_Task requirements_. Without including any pictures, write out all the entries exactly.

Extracted records:

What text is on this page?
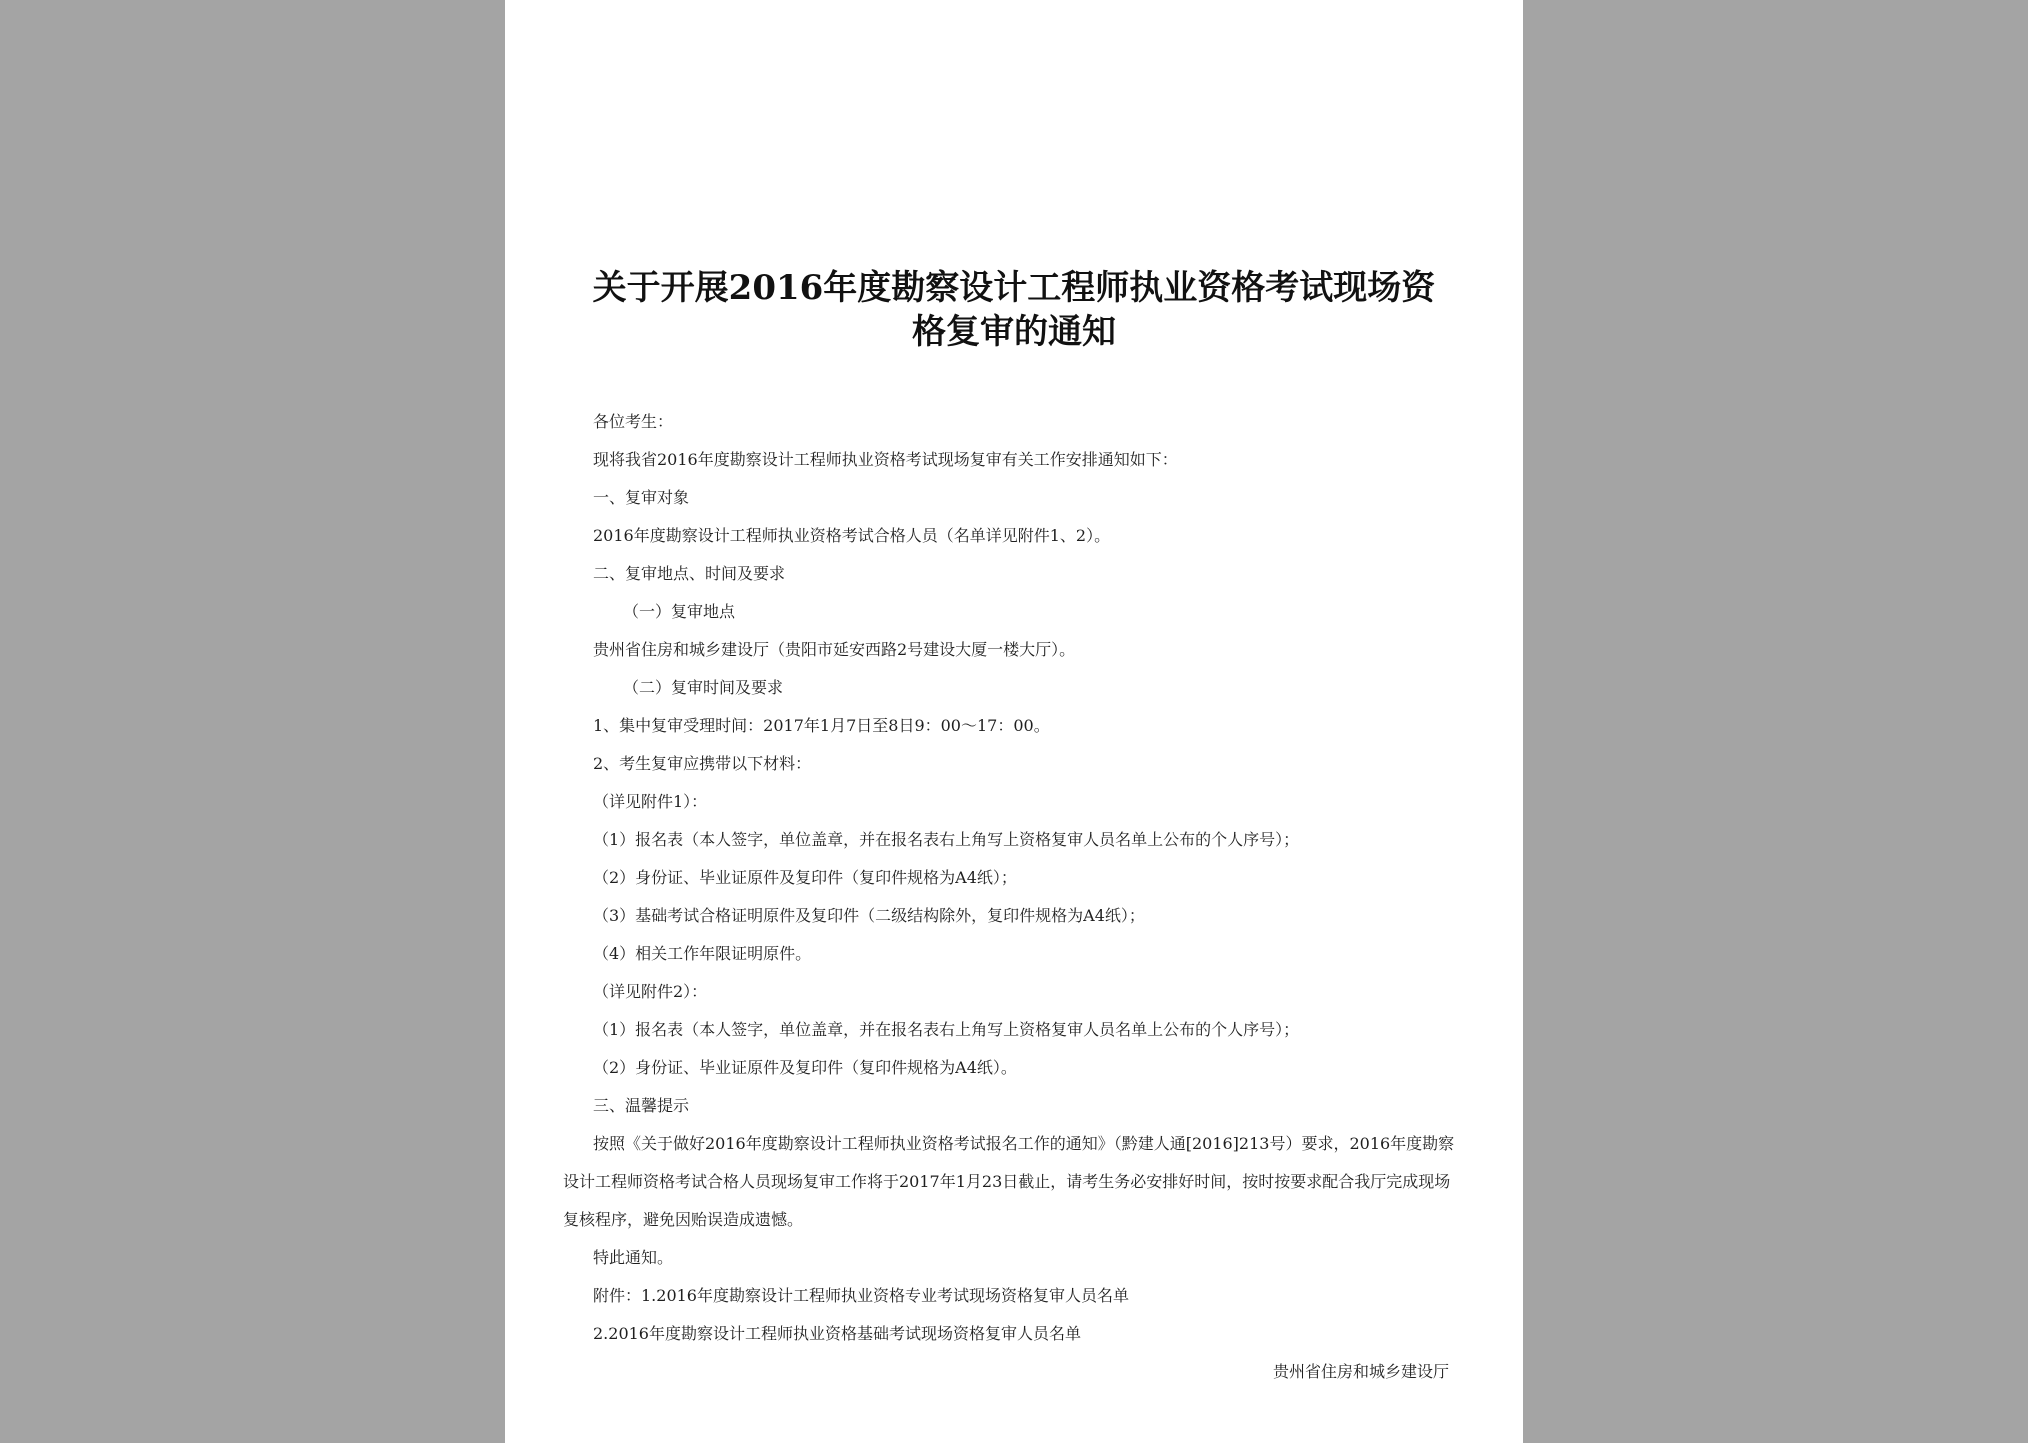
关于开展2016年度勘察设计工程师执业资格考试现场资
格复审的通知
各位考生：
现将我省2016年度勘察设计工程师执业资格考试现场复审有关工作安排通知如下：
一、复审对象
2016年度勘察设计工程师执业资格考试合格人员（名单详见附件1、2）。
二、复审地点、时间及要求
（一）复审地点
贵州省住房和城乡建设厅（贵阳市延安西路2号建设大厦一楼大厅）。
（二）复审时间及要求
1、集中复审受理时间：2017年1月7日至8日9：00～17：00。
2、考生复审应携带以下材料：
（详见附件1）：
（1）报名表（本人签字，单位盖章，并在报名表右上角写上资格复审人员名单上公布的个人序号）；
（2）身份证、毕业证原件及复印件（复印件规格为A4纸）；
（3）基础考试合格证明原件及复印件（二级结构除外，复印件规格为A4纸）；
（4）相关工作年限证明原件。
（详见附件2）：
（1）报名表（本人签字，单位盖章，并在报名表右上角写上资格复审人员名单上公布的个人序号）；
（2）身份证、毕业证原件及复印件（复印件规格为A4纸）。
三、温馨提示
按照《关于做好2016年度勘察设计工程师执业资格考试报名工作的通知》（黔建人通[2016]213号）要求，2016年度勘察
设计工程师资格考试合格人员现场复审工作将于2017年1月23日截止，请考生务必安排好时间，按时按要求配合我厅完成现场
复核程序，避免因贻误造成遗憾。
特此通知。
附件：1.2016年度勘察设计工程师执业资格专业考试现场资格复审人员名单
2.2016年度勘察设计工程师执业资格基础考试现场资格复审人员名单
贵州省住房和城乡建设厅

_Full output_.
What text is on this page?
关于开展2016年度勘察设计工程师执业资格考试现场资
格复审的通知
各位考生：
现将我省2016年度勘察设计工程师执业资格考试现场复审有关工作安排通知如下：
一、复审对象
2016年度勘察设计工程师执业资格考试合格人员（名单详见附件1、2）。
二、复审地点、时间及要求
（一）复审地点
贵州省住房和城乡建设厅（贵阳市延安西路2号建设大厦一楼大厅）。
（二）复审时间及要求
1、集中复审受理时间：2017年1月7日至8日9：00～17：00。
2、考生复审应携带以下材料：
（详见附件1）：
（1）报名表（本人签字，单位盖章，并在报名表右上角写上资格复审人员名单上公布的个人序号）；
（2）身份证、毕业证原件及复印件（复印件规格为A4纸）；
（3）基础考试合格证明原件及复印件（二级结构除外，复印件规格为A4纸）；
（4）相关工作年限证明原件。
（详见附件2）：
（1）报名表（本人签字，单位盖章，并在报名表右上角写上资格复审人员名单上公布的个人序号）；
（2）身份证、毕业证原件及复印件（复印件规格为A4纸）。
三、温馨提示
按照《关于做好2016年度勘察设计工程师执业资格考试报名工作的通知》（黔建人通[2016]213号）要求，2016年度勘察
设计工程师资格考试合格人员现场复审工作将于2017年1月23日截止，请考生务必安排好时间，按时按要求配合我厅完成现场
复核程序，避免因贻误造成遗憾。
特此通知。
附件：1.2016年度勘察设计工程师执业资格专业考试现场资格复审人员名单
2.2016年度勘察设计工程师执业资格基础考试现场资格复审人员名单
贵州省住房和城乡建设厅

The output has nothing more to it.